**Exercise prompt:** Collect all lines below with the string "下列调查中".

**Provided records:**
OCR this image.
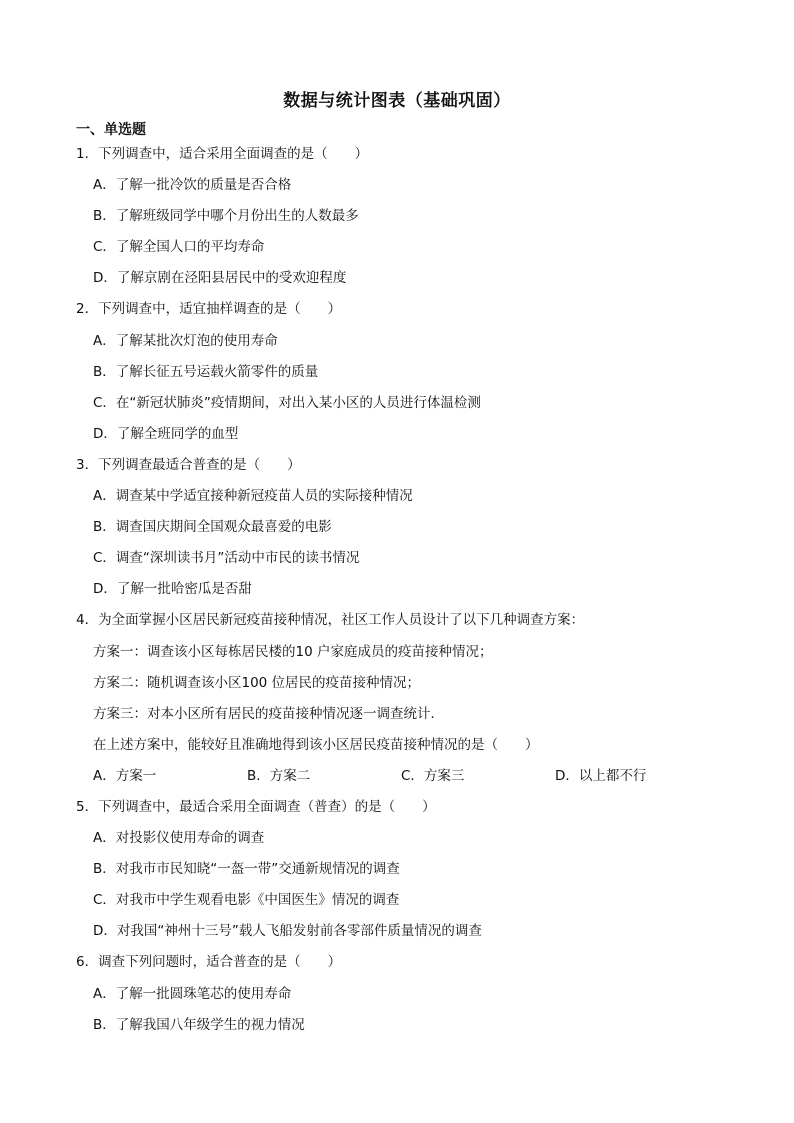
数据与统计图表（基础巩固）
一、单选题
1．下列调查中，适合采用全面调查的是（　　）
A．了解一批冷饮的质量是否合格
B．了解班级同学中哪个月份出生的人数最多
C．了解全国人口的平均寿命
D．了解京剧在泾阳县居民中的受欢迎程度
2．下列调查中，适宜抽样调查的是（　　）
A．了解某批次灯泡的使用寿命
B．了解长征五号运载火箭零件的质量
C．在“新冠状肺炎”疫情期间，对出入某小区的人员进行体温检测
D．了解全班同学的血型
3．下列调查最适合普查的是（　　）
A．调查某中学适宜接种新冠疫苗人员的实际接种情况
B．调查国庆期间全国观众最喜爱的电影
C．调查“深圳读书月”活动中市民的读书情况
D．了解一批哈密瓜是否甜
4．为全面掌握小区居民新冠疫苗接种情况，社区工作人员设计了以下几种调查方案：
方案一：调查该小区每栋居民楼的10 户家庭成员的疫苗接种情况；
方案二：随机调查该小区100 位居民的疫苗接种情况；
方案三：对本小区所有居民的疫苗接种情况逐一调查统计．
在上述方案中，能较好且准确地得到该小区居民疫苗接种情况的是（　　）
A．方案一	B．方案二	C．方案三	D．以上都不行
5．下列调查中，最适合采用全面调查（普查）的是（　　）
A．对投影仪使用寿命的调查
B．对我市市民知晓“一盔一带”交通新规情况的调查
C．对我市中学生观看电影《中国医生》情况的调查
D．对我国“神州十三号”载人飞船发射前各零部件质量情况的调查
6．调查下列问题时，适合普查的是（　　）
A．了解一批圆珠笔芯的使用寿命
B．了解我国八年级学生的视力情况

**Solution for this exercise:**
1．下列调查中，适合采用全面调查的是（　　）
2．下列调查中，适宜抽样调查的是（　　）
5．下列调查中，最适合采用全面调查（普查）的是（　　）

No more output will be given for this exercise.